(Document transcript data)
▼

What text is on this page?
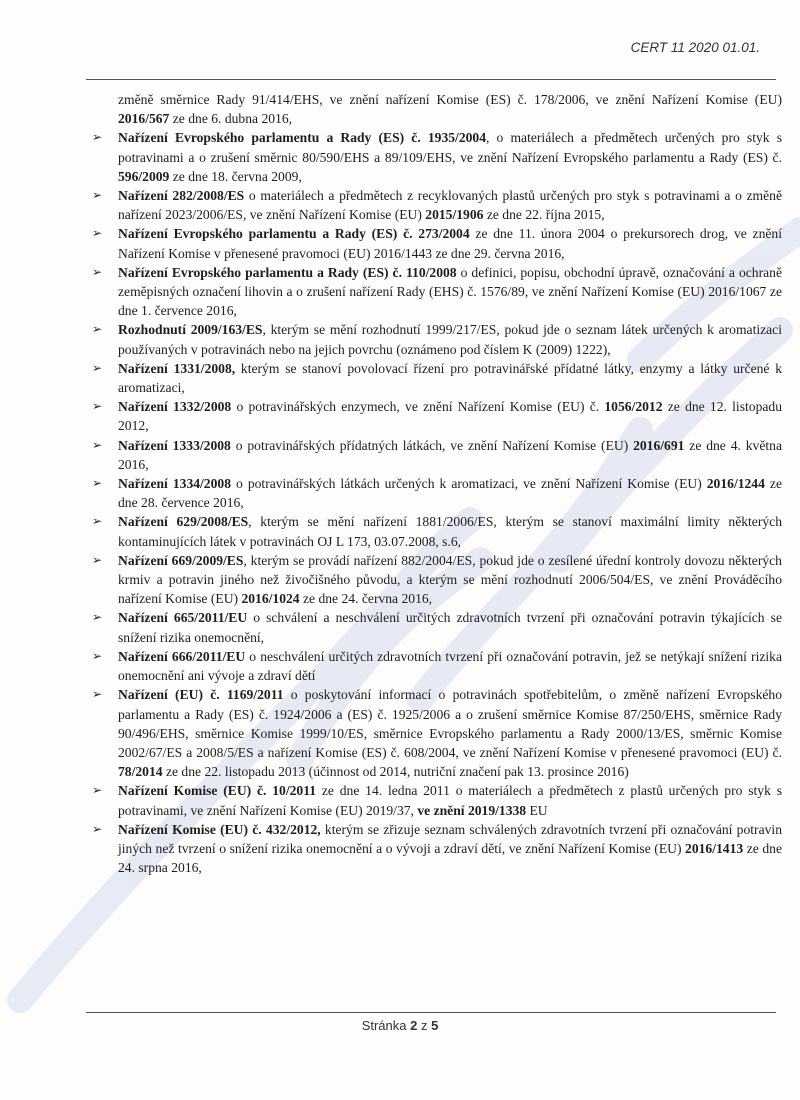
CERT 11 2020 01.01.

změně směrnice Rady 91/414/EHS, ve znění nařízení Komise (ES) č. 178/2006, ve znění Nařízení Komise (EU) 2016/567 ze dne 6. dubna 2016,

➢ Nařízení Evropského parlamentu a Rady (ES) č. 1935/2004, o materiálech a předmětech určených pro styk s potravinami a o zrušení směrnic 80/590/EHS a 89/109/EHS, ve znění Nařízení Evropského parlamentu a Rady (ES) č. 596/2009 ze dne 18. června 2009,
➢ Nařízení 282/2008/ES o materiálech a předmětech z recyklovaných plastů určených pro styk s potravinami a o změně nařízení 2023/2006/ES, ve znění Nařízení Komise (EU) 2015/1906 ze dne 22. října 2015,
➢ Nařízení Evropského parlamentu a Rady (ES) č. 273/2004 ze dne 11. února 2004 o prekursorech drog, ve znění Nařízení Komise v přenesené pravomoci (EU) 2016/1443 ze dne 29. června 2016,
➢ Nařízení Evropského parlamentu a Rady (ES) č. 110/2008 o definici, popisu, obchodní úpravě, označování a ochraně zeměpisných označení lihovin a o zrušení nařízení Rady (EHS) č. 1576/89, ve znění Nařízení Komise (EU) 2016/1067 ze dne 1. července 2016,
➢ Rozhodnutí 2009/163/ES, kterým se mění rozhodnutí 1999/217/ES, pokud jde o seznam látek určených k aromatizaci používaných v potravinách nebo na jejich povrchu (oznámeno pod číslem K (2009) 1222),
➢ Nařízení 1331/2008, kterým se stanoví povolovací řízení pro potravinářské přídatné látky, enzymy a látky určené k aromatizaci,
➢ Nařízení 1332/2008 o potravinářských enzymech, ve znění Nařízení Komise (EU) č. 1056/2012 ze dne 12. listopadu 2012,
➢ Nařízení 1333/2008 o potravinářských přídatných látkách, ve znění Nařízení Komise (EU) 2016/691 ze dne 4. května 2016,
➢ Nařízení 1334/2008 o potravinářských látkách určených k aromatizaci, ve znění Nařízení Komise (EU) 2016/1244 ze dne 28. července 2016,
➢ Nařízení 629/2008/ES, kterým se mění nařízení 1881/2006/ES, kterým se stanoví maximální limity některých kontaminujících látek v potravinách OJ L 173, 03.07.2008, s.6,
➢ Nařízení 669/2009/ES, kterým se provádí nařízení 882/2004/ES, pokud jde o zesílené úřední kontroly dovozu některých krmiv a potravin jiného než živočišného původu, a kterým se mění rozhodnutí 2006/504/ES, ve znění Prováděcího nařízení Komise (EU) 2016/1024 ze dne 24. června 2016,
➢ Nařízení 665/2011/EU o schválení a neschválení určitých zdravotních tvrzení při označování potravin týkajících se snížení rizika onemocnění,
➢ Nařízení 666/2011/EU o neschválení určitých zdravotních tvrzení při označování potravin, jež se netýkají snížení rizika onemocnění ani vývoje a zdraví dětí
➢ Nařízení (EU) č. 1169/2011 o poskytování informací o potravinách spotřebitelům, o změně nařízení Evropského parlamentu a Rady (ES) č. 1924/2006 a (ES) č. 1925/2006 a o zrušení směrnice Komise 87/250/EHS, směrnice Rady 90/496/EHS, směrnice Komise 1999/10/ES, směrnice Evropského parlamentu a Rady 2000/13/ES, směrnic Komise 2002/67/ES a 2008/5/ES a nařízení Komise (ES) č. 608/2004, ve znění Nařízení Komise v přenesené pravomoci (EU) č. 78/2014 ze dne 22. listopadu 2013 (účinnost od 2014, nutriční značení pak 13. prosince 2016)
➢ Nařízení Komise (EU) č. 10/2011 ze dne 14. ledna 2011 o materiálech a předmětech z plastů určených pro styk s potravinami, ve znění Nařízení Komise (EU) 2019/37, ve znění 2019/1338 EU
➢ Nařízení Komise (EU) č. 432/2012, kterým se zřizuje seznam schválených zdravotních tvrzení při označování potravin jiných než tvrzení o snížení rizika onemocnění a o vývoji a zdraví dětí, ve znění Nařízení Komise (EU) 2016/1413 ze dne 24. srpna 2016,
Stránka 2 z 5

▲

## WORK INSTRUCTIONS
The required output is a copy of each line in the records where the string "potravinářských" occurs.

## RESULT FOR THIS EXERCISE
➢ Nařízení 1332/2008 o potravinářských enzymech, ve znění Nařízení Komise (EU) č. 1056/2012 ze dne 12. listopadu 2012,
➢ Nařízení 1333/2008 o potravinářských přídatných látkách, ve znění Nařízení Komise (EU) 2016/691 ze dne 4. května 2016,
➢ Nařízení 1334/2008 o potravinářských látkách určených k aromatizaci, ve znění Nařízení Komise (EU) 2016/1244 ze dne 28. července 2016,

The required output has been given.